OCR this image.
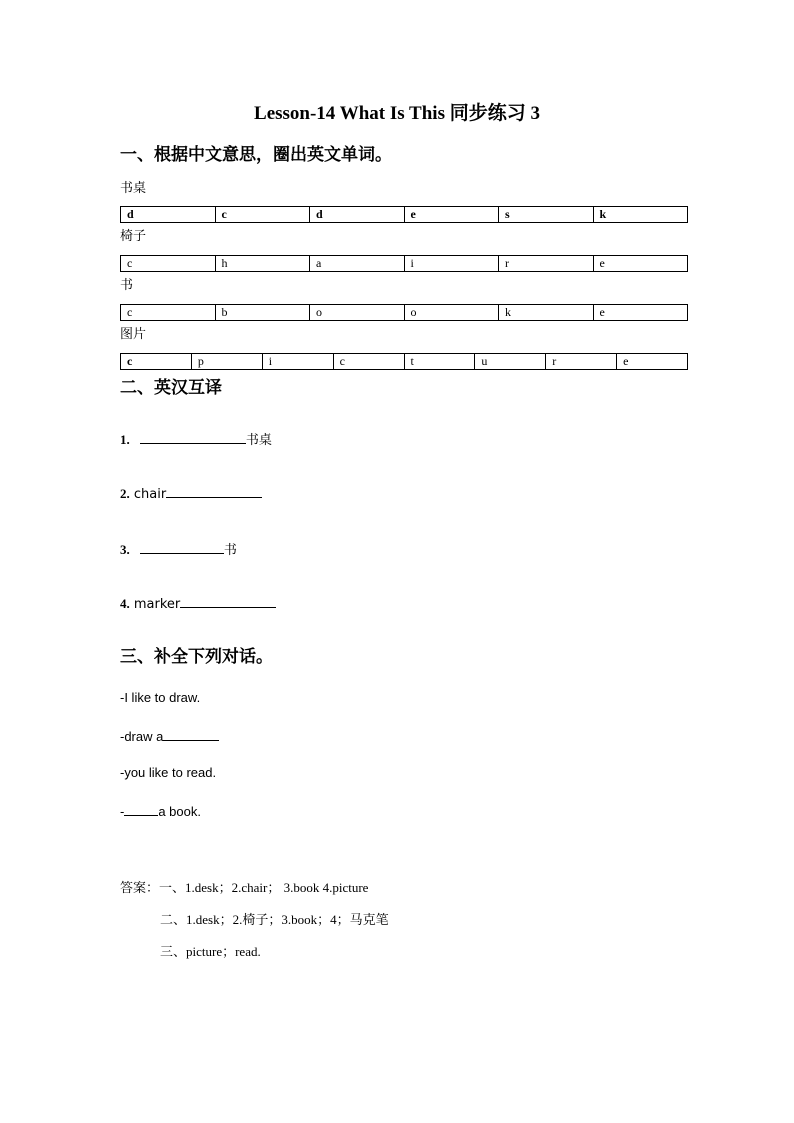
Lesson-14 What Is This 同步练习 3
一、根据中文意思，圈出英文单词。
书桌
d	c	d	e	s	k
椅子
c	h	a	i	r	e
书
c	b	o	o	k	e
图片
c	p	i	c	t	u	r	e
二、英汉互译
1.	书桌
2. chair
3.	书
4. marker
三、补全下列对话。
-I like to draw.
-draw a
-you like to read.
-	a book.
答案：一、1.desk；2.chair； 3.book 4.picture
二、1.desk；2.椅子；3.book；4；马克笔
三、picture；read.
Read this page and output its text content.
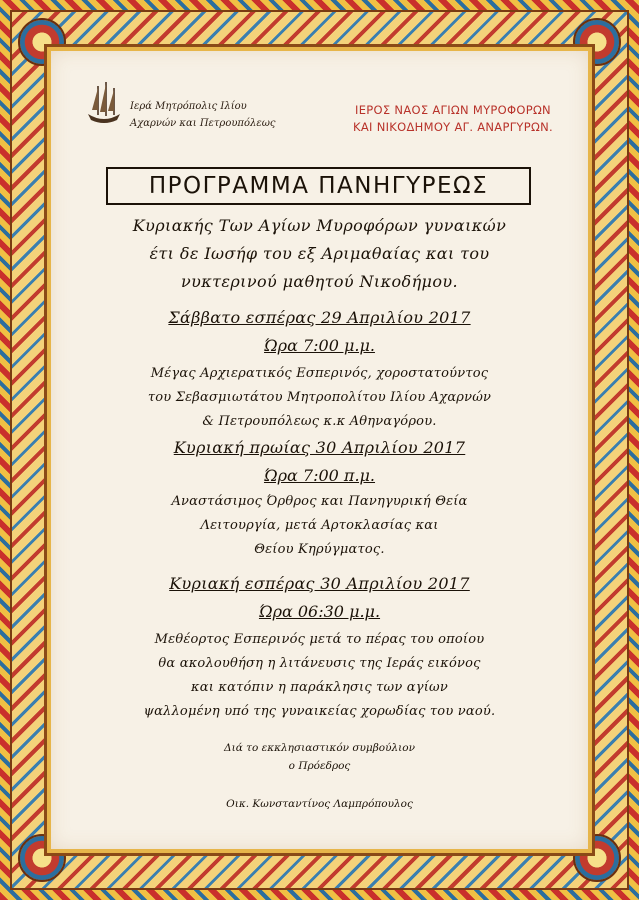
Ιερά Μητρόπολις Ιλίου
Αχαρνών και Πετρουπόλεως
ΙΕΡΟΣ ΝΑΟΣ ΑΓΙΩΝ ΜΥΡΟΦΟΡΩΝ
ΚΑΙ ΝΙΚΟΔΗΜΟΥ ΑΓ. ΑΝΑΡΓΥΡΩΝ.
ΠΡΟΓΡΑΜΜΑ ΠΑΝΗΓΥΡΕΩΣ
Κυριακής Των Αγίων Μυροφόρων γυναικών
έτι δε Ιωσήφ του εξ Αριμαθαίας και του
νυκτερινού μαθητού Νικοδήμου.
Σάββατο εσπέρας 29 Απριλίου 2017
Ώρα 7:00 μ.μ.
Μέγας Αρχιερατικός Εσπερινός, χοροστατούντος
του Σεβασμιωτάτου Μητροπολίτου Ιλίου Αχαρνών
& Πετρουπόλεως κ.κ Αθηναγόρου.
Κυριακή πρωίας 30 Απριλίου 2017
Ώρα 7:00 π.μ.
Αναστάσιμος Όρθρος και Πανηγυρική Θεία
Λειτουργία, μετά Αρτοκλασίας και
Θείου Κηρύγματος.
Κυριακή εσπέρας 30 Απριλίου 2017
Ώρα 06:30 μ.μ.
Μεθέορτος Εσπερινός μετά το πέρας του οποίου
θα ακολουθήση η λιτάνευσις της Ιεράς εικόνος
και κατόπιν η παράκλησις των αγίων
ψαλλομένη υπό της γυναικείας χορωδίας του ναού.
Διά το εκκλησιαστικόν συμβούλιον
ο Πρόεδρος
Οικ. Κωνσταντίνος Λαμπρόπουλος
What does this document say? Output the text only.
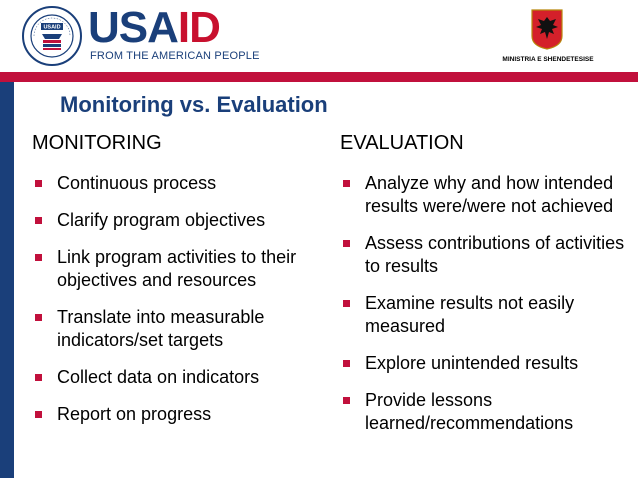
USAID USAID
FROM THE AMERICAN PEOPLE	MINISTRIA E SHENDETESISE
Monitoring vs. Evaluation
MONITORING
Continuous process
Clarify program objectives
Link program activities to their objectives and resources
Translate into measurable indicators/set targets
Collect data on indicators
Report on progress
EVALUATION
Analyze why and how intended results were/were not achieved
Assess contributions of activities to results
Examine results not easily measured
Explore unintended results
Provide lessons learned/recommendations
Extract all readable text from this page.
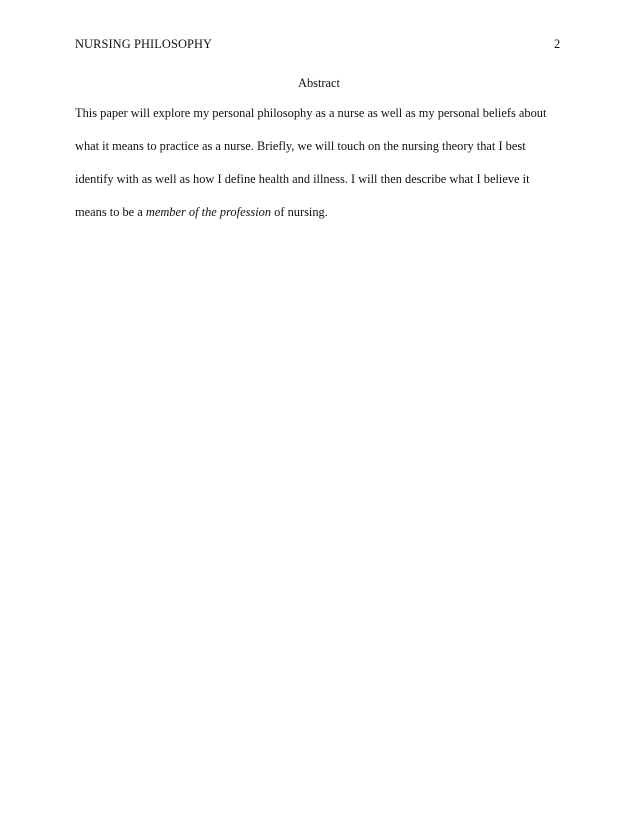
NURSING PHILOSOPHY	2
Abstract
This paper will explore my personal philosophy as a nurse as well as my personal beliefs about
what it means to practice as a nurse. Briefly, we will touch on the nursing theory that I best
identify with as well as how I define health and illness. I will then describe what I believe it
means to be a member of the profession of nursing.
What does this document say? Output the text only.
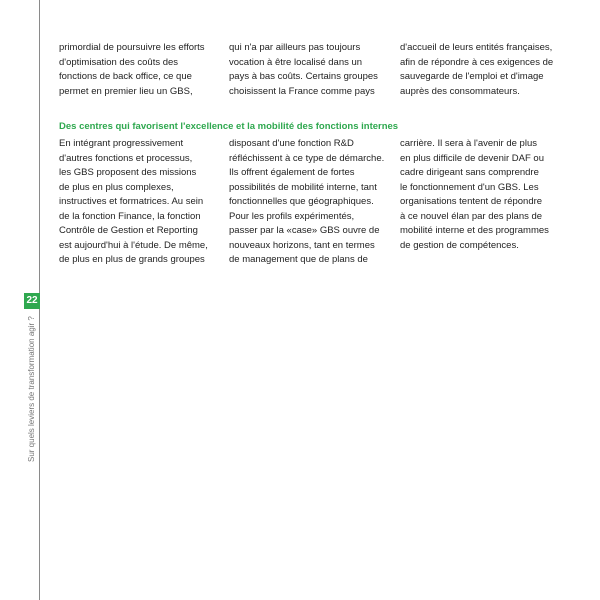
22
Sur quels leviers de transformation agir ?
primordial de poursuivre les efforts
d'optimisation des coûts des
fonctions de back office, ce que
permet en premier lieu un GBS,
qui n'a par ailleurs pas toujours
vocation à être localisé dans un
pays à bas coûts. Certains groupes
choisissent la France comme pays
d'accueil de leurs entités françaises,
afin de répondre à ces exigences de
sauvegarde de l'emploi et d'image
auprès des consommateurs.
Des centres qui favorisent l'excellence et la mobilité des fonctions internes
En intégrant progressivement
d'autres fonctions et processus,
les GBS proposent des missions
de plus en plus complexes,
instructives et formatrices. Au sein
de la fonction Finance, la fonction
Contrôle de Gestion et Reporting
est aujourd'hui à l'étude. De même,
de plus en plus de grands groupes
disposant d'une fonction R&D
réfléchissent à ce type de démarche.
Ils offrent également de fortes
possibilités de mobilité interne, tant
fonctionnelles que géographiques.
Pour les profils expérimentés,
passer par la «case» GBS ouvre de
nouveaux horizons, tant en termes
de management que de plans de
carrière. Il sera à l'avenir de plus
en plus difficile de devenir DAF ou
cadre dirigeant sans comprendre
le fonctionnement d'un GBS. Les
organisations tentent de répondre
à ce nouvel élan par des plans de
mobilité interne et des programmes
de gestion de compétences.
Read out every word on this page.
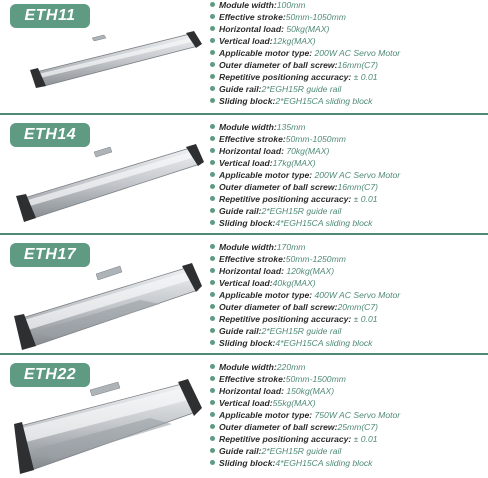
ETH11
Module width:100mm
Effective stroke:50mm-1050mm
Horizontal load: 50kg(MAX)
Vertical load:12kg(MAX)
Applicable motor type: 200W AC Servo Motor
Outer diameter of ball screw:16mm(C7)
Repetitive positioning accuracy: ± 0.01
Guide rail:2*EGH15R guide rail
Sliding block:2*EGH15CA sliding block
ETH14	Module width:135mm
Effective stroke:50mm-1050mm
Horizontal load: 70kg(MAX)
Vertical load:17kg(MAX)
Applicable motor type: 200W AC Servo Motor
Outer diameter of ball screw:16mm(C7)
Repetitive positioning accuracy: ± 0.01
Guide rail:2*EGH15R guide rail
Sliding block:4*EGH15CA sliding block
ETH17	Module width:170mm
Effective stroke:50mm-1250mm
Horizontal load: 120kg(MAX)
Vertical load:40kg(MAX)
Applicable motor type: 400W AC Servo Motor
Outer diameter of ball screw:20mm(C7)
Repetitive positioning accuracy: ± 0.01
Guide rail:2*EGH15R guide rail
Sliding block:4*EGH15CA sliding block
ETH22	Module width:220mm
Effective stroke:50mm-1500mm
Horizontal load: 150kg(MAX)
Vertical load:55kg(MAX)
Applicable motor type: 750W AC Servo Motor
Outer diameter of ball screw:25mm(C7)
Repetitive positioning accuracy: ± 0.01
Guide rail:2*EGH15R guide rail
Sliding block:4*EGH15CA sliding block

### Written instruction
Without the pictures, restate all of the entries above verbatim.

### The response
OCR this image.
Lesson-14 What Is This 同步练习 3
一、根据中文意思，圈出英文单词。
书桌
d	c	d	e	s	k
椅子
c	h	a	i	r	e
书
c	b	o	o	k	e
图片
c	p	i	c	t	u	r	e
二、英汉互译
1.	书桌
2. chair
3.	书
4. marker
三、补全下列对话。
-I like to draw.
-draw a
-you like to read.
-	a book.
答案：一、1.desk；2.chair； 3.book 4.picture
二、1.desk；2.椅子；3.book；4；马克笔
三、picture；read.
Read this page and output its text content.
Ιερά Μητρόπολις Ιλίου
Αχαρνών και Πετρουπόλεως
ΙΕΡΟΣ ΝΑΟΣ ΑΓΙΩΝ ΜΥΡΟΦΟΡΩΝ
ΚΑΙ ΝΙΚΟΔΗΜΟΥ ΑΓ. ΑΝΑΡΓΥΡΩΝ.
ΠΡΟΓΡΑΜΜΑ ΠΑΝΗΓΥΡΕΩΣ
Κυριακής Των Αγίων Μυροφόρων γυναικών
έτι δε Ιωσήφ του εξ Αριμαθαίας και του
νυκτερινού μαθητού Νικοδήμου.
Σάββατο εσπέρας 29 Απριλίου 2017
Ώρα 7:00 μ.μ.
Μέγας Αρχιερατικός Εσπερινός, χοροστατούντος
του Σεβασμιωτάτου Μητροπολίτου Ιλίου Αχαρνών
& Πετρουπόλεως κ.κ Αθηναγόρου.
Κυριακή πρωίας 30 Απριλίου 2017
Ώρα 7:00 π.μ.
Αναστάσιμος Όρθρος και Πανηγυρική Θεία
Λειτουργία, μετά Αρτοκλασίας και
Θείου Κηρύγματος.
Κυριακή εσπέρας 30 Απριλίου 2017
Ώρα 06:30 μ.μ.
Μεθέορτος Εσπερινός μετά το πέρας του οποίου
θα ακολουθήση η λιτάνευσις της Ιεράς εικόνος
και κατόπιν η παράκλησις των αγίων
ψαλλομένη υπό της γυναικείας χορωδίας του ναού.
Διά το εκκλησιαστικόν συμβούλιον
ο Πρόεδρος
Οικ. Κωνσταντίνος Λαμπρόπουλος
What does this document say? Output the text only.
USAID USAID
FROM THE AMERICAN PEOPLE	MINISTRIA E SHENDETESISE
Monitoring vs. Evaluation
MONITORING
Continuous process
Clarify program objectives
Link program activities to their objectives and resources
Translate into measurable indicators/set targets
Collect data on indicators
Report on progress
EVALUATION
Analyze why and how intended results were/were not achieved
Assess contributions of activities to results
Examine results not easily measured
Explore unintended results
Provide lessons learned/recommendations
Extract all readable text from this page.
NURSING PHILOSOPHY	2
Abstract
This paper will explore my personal philosophy as a nurse as well as my personal beliefs about
what it means to practice as a nurse. Briefly, we will touch on the nursing theory that I best
identify with as well as how I define health and illness. I will then describe what I believe it
means to be a member of the profession of nursing.
What does this document say? Output the text only.
22
Sur quels leviers de transformation agir ?
primordial de poursuivre les efforts
d'optimisation des coûts des
fonctions de back office, ce que
permet en premier lieu un GBS,
qui n'a par ailleurs pas toujours
vocation à être localisé dans un
pays à bas coûts. Certains groupes
choisissent la France comme pays
d'accueil de leurs entités françaises,
afin de répondre à ces exigences de
sauvegarde de l'emploi et d'image
auprès des consommateurs.
Des centres qui favorisent l'excellence et la mobilité des fonctions internes
En intégrant progressivement
d'autres fonctions et processus,
les GBS proposent des missions
de plus en plus complexes,
instructives et formatrices. Au sein
de la fonction Finance, la fonction
Contrôle de Gestion et Reporting
est aujourd'hui à l'étude. De même,
de plus en plus de grands groupes
disposant d'une fonction R&D
réfléchissent à ce type de démarche.
Ils offrent également de fortes
possibilités de mobilité interne, tant
fonctionnelles que géographiques.
Pour les profils expérimentés,
passer par la «case» GBS ouvre de
nouveaux horizons, tant en termes
de management que de plans de
carrière. Il sera à l'avenir de plus
en plus difficile de devenir DAF ou
cadre dirigeant sans comprendre
le fonctionnement d'un GBS. Les
organisations tentent de répondre
à ce nouvel élan par des plans de
mobilité interne et des programmes
de gestion de compétences.
Read out every word on this page.
ETH11
Module width:100mm
Effective stroke:50mm-1050mm
Horizontal load: 50kg(MAX)
Vertical load:12kg(MAX)
Applicable motor type: 200W AC Servo Motor
Outer diameter of ball screw:16mm(C7)
Repetitive positioning accuracy: ± 0.01
Guide rail:2*EGH15R guide rail
Sliding block:2*EGH15CA sliding block
ETH14	Module width:135mm
Effective stroke:50mm-1050mm
Horizontal load: 70kg(MAX)
Vertical load:17kg(MAX)
Applicable motor type: 200W AC Servo Motor
Outer diameter of ball screw:16mm(C7)
Repetitive positioning accuracy: ± 0.01
Guide rail:2*EGH15R guide rail
Sliding block:4*EGH15CA sliding block
ETH17	Module width:170mm
Effective stroke:50mm-1250mm
Horizontal load: 120kg(MAX)
Vertical load:40kg(MAX)
Applicable motor type: 400W AC Servo Motor
Outer diameter of ball screw:20mm(C7)
Repetitive positioning accuracy: ± 0.01
Guide rail:2*EGH15R guide rail
Sliding block:4*EGH15CA sliding block
ETH22	Module width:220mm
Effective stroke:50mm-1500mm
Horizontal load: 150kg(MAX)
Vertical load:55kg(MAX)
Applicable motor type: 750W AC Servo Motor
Outer diameter of ball screw:25mm(C7)
Repetitive positioning accuracy: ± 0.01
Guide rail:2*EGH15R guide rail
Sliding block:4*EGH15CA sliding block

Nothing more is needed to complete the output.